## What you need to do
Write out the data again exactly, skipping every picture.
┄┄┄┄┄┄
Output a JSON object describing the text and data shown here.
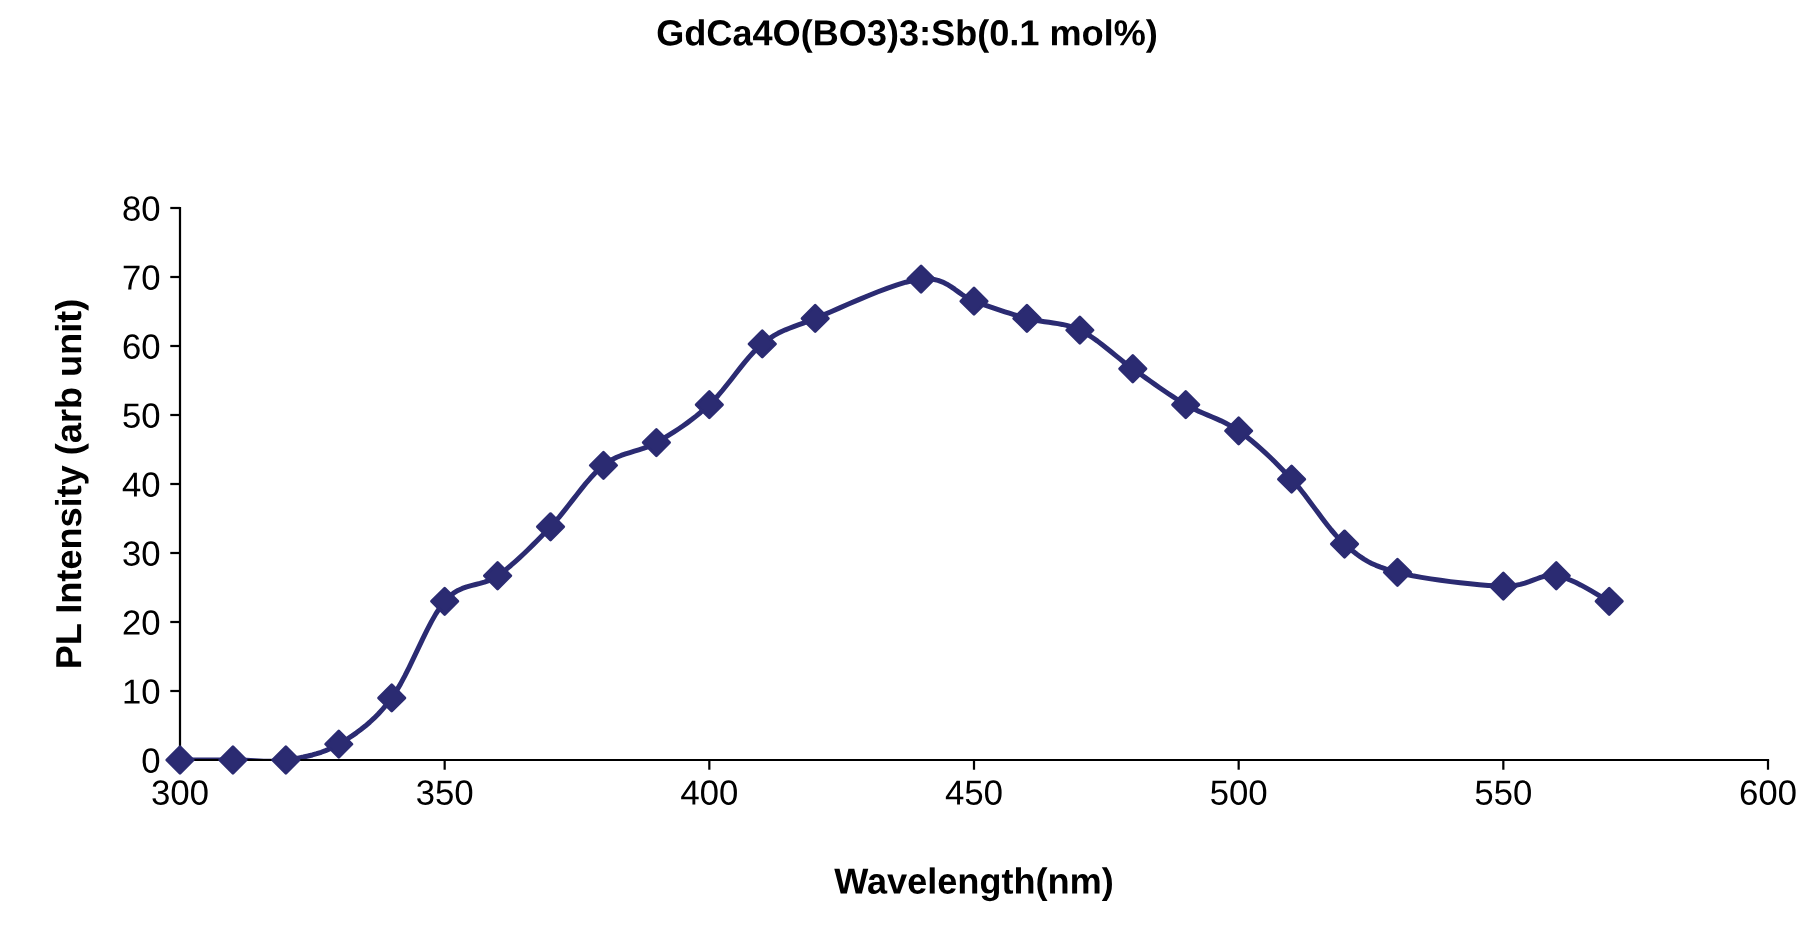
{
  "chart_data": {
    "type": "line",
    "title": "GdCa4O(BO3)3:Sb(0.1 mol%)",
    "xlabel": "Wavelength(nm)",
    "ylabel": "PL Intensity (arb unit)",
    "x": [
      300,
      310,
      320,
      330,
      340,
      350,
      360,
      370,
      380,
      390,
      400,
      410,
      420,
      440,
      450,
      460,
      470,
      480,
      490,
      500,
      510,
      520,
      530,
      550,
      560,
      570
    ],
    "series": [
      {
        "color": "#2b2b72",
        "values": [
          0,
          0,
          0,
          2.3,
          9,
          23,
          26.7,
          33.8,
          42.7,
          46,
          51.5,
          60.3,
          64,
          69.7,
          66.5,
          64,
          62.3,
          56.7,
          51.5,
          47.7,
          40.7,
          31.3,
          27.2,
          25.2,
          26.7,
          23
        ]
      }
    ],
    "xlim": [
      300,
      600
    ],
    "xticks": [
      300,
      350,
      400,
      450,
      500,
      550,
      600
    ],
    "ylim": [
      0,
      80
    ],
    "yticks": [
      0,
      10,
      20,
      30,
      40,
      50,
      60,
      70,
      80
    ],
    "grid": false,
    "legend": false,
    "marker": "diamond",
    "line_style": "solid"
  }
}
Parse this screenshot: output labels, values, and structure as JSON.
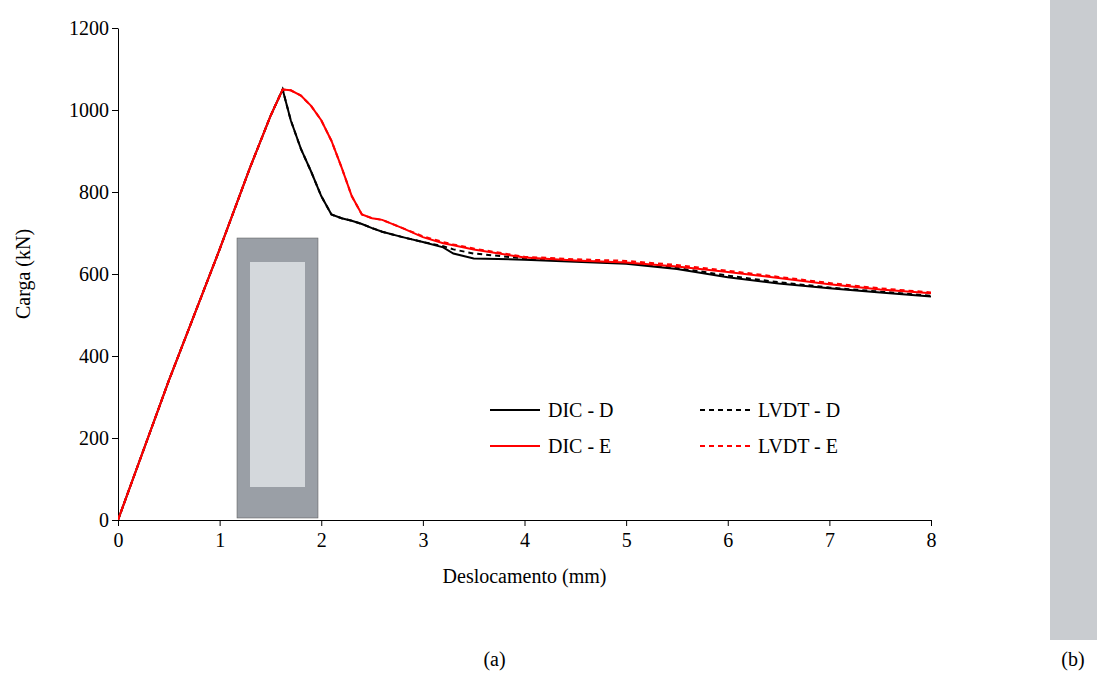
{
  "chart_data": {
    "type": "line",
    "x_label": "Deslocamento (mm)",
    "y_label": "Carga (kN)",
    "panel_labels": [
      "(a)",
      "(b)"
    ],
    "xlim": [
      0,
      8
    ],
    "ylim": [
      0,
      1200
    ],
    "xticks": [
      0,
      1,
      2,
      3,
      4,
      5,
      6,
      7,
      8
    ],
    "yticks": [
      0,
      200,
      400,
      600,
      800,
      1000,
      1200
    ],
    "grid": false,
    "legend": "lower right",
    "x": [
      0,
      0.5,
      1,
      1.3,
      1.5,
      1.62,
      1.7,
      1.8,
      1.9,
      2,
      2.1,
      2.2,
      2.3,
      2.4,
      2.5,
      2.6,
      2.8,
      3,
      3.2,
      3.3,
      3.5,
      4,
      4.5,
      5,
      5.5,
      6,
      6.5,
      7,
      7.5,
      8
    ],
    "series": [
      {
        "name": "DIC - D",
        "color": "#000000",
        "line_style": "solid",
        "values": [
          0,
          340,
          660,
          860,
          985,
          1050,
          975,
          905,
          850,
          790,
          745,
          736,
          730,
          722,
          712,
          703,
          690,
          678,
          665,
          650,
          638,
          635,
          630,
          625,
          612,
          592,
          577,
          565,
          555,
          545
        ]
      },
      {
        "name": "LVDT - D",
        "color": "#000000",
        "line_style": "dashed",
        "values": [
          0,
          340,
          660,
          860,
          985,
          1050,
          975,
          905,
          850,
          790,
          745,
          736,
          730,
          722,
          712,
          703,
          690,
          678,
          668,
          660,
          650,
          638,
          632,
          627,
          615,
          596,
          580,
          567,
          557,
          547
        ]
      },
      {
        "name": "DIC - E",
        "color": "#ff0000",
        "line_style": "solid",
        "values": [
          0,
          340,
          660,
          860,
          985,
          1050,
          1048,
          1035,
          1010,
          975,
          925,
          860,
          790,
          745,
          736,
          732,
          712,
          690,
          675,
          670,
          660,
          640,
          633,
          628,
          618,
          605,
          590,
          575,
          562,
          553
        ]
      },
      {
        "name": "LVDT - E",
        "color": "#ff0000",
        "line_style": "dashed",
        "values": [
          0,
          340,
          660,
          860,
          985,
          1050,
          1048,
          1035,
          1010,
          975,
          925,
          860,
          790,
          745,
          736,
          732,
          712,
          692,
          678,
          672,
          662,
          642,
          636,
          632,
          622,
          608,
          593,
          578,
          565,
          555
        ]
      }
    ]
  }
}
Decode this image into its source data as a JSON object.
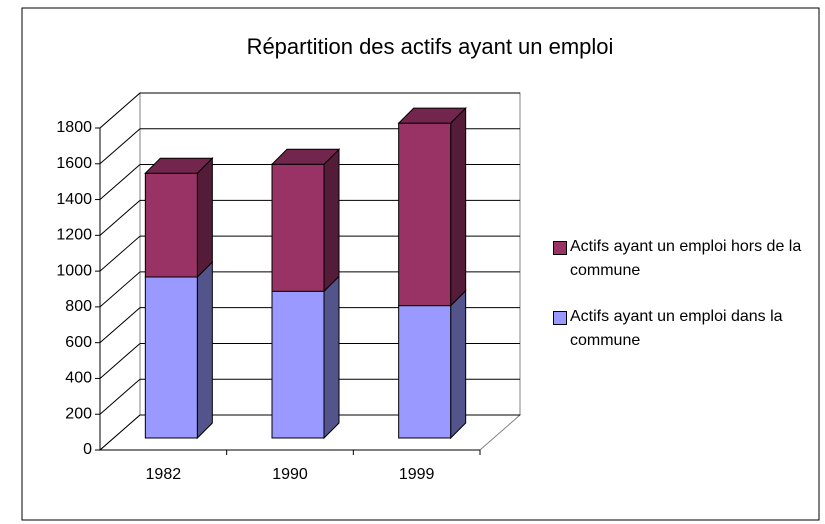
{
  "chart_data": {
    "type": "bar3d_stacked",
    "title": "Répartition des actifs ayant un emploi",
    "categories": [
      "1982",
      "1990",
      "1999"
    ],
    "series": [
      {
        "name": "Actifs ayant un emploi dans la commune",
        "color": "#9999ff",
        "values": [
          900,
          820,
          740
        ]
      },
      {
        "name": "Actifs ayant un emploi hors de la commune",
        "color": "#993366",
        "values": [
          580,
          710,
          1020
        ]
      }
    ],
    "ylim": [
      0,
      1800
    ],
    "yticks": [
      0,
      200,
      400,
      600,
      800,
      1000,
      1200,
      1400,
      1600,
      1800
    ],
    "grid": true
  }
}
┄┄┄┄┄┄
## Response for this exercise
Output a JSON object describing the text and data shown here.
{
  "chart_data": {
    "type": "line",
    "title": "GdCa4O(BO3)3:Sb(0.1 mol%)",
    "xlabel": "Wavelength(nm)",
    "ylabel": "PL Intensity (arb unit)",
    "x": [
      300,
      310,
      320,
      330,
      340,
      350,
      360,
      370,
      380,
      390,
      400,
      410,
      420,
      440,
      450,
      460,
      470,
      480,
      490,
      500,
      510,
      520,
      530,
      550,
      560,
      570
    ],
    "series": [
      {
        "color": "#2b2b72",
        "values": [
          0,
          0,
          0,
          2.3,
          9,
          23,
          26.7,
          33.8,
          42.7,
          46,
          51.5,
          60.3,
          64,
          69.7,
          66.5,
          64,
          62.3,
          56.7,
          51.5,
          47.7,
          40.7,
          31.3,
          27.2,
          25.2,
          26.7,
          23
        ]
      }
    ],
    "xlim": [
      300,
      600
    ],
    "xticks": [
      300,
      350,
      400,
      450,
      500,
      550,
      600
    ],
    "ylim": [
      0,
      80
    ],
    "yticks": [
      0,
      10,
      20,
      30,
      40,
      50,
      60,
      70,
      80
    ],
    "grid": false,
    "legend": false,
    "marker": "diamond",
    "line_style": "solid"
  }
}
Parse this screenshot: output labels, values, and structure as JSON.
{
  "chart_data": {
    "type": "line",
    "x_label": "Deslocamento (mm)",
    "y_label": "Carga (kN)",
    "panel_labels": [
      "(a)",
      "(b)"
    ],
    "xlim": [
      0,
      8
    ],
    "ylim": [
      0,
      1200
    ],
    "xticks": [
      0,
      1,
      2,
      3,
      4,
      5,
      6,
      7,
      8
    ],
    "yticks": [
      0,
      200,
      400,
      600,
      800,
      1000,
      1200
    ],
    "grid": false,
    "legend": "lower right",
    "x": [
      0,
      0.5,
      1,
      1.3,
      1.5,
      1.62,
      1.7,
      1.8,
      1.9,
      2,
      2.1,
      2.2,
      2.3,
      2.4,
      2.5,
      2.6,
      2.8,
      3,
      3.2,
      3.3,
      3.5,
      4,
      4.5,
      5,
      5.5,
      6,
      6.5,
      7,
      7.5,
      8
    ],
    "series": [
      {
        "name": "DIC - D",
        "color": "#000000",
        "line_style": "solid",
        "values": [
          0,
          340,
          660,
          860,
          985,
          1050,
          975,
          905,
          850,
          790,
          745,
          736,
          730,
          722,
          712,
          703,
          690,
          678,
          665,
          650,
          638,
          635,
          630,
          625,
          612,
          592,
          577,
          565,
          555,
          545
        ]
      },
      {
        "name": "LVDT - D",
        "color": "#000000",
        "line_style": "dashed",
        "values": [
          0,
          340,
          660,
          860,
          985,
          1050,
          975,
          905,
          850,
          790,
          745,
          736,
          730,
          722,
          712,
          703,
          690,
          678,
          668,
          660,
          650,
          638,
          632,
          627,
          615,
          596,
          580,
          567,
          557,
          547
        ]
      },
      {
        "name": "DIC - E",
        "color": "#ff0000",
        "line_style": "solid",
        "values": [
          0,
          340,
          660,
          860,
          985,
          1050,
          1048,
          1035,
          1010,
          975,
          925,
          860,
          790,
          745,
          736,
          732,
          712,
          690,
          675,
          670,
          660,
          640,
          633,
          628,
          618,
          605,
          590,
          575,
          562,
          553
        ]
      },
      {
        "name": "LVDT - E",
        "color": "#ff0000",
        "line_style": "dashed",
        "values": [
          0,
          340,
          660,
          860,
          985,
          1050,
          1048,
          1035,
          1010,
          975,
          925,
          860,
          790,
          745,
          736,
          732,
          712,
          692,
          678,
          672,
          662,
          642,
          636,
          632,
          622,
          608,
          593,
          578,
          565,
          555
        ]
      }
    ]
  }
}
Decode this image into its source data as a JSON object.
{
  "chart_data": {
    "type": "bar3d_stacked",
    "title": "Répartition des actifs ayant un emploi",
    "categories": [
      "1982",
      "1990",
      "1999"
    ],
    "series": [
      {
        "name": "Actifs ayant un emploi dans la commune",
        "color": "#9999ff",
        "values": [
          900,
          820,
          740
        ]
      },
      {
        "name": "Actifs ayant un emploi hors de la commune",
        "color": "#993366",
        "values": [
          580,
          710,
          1020
        ]
      }
    ],
    "ylim": [
      0,
      1800
    ],
    "yticks": [
      0,
      200,
      400,
      600,
      800,
      1000,
      1200,
      1400,
      1600,
      1800
    ],
    "grid": true
  }
}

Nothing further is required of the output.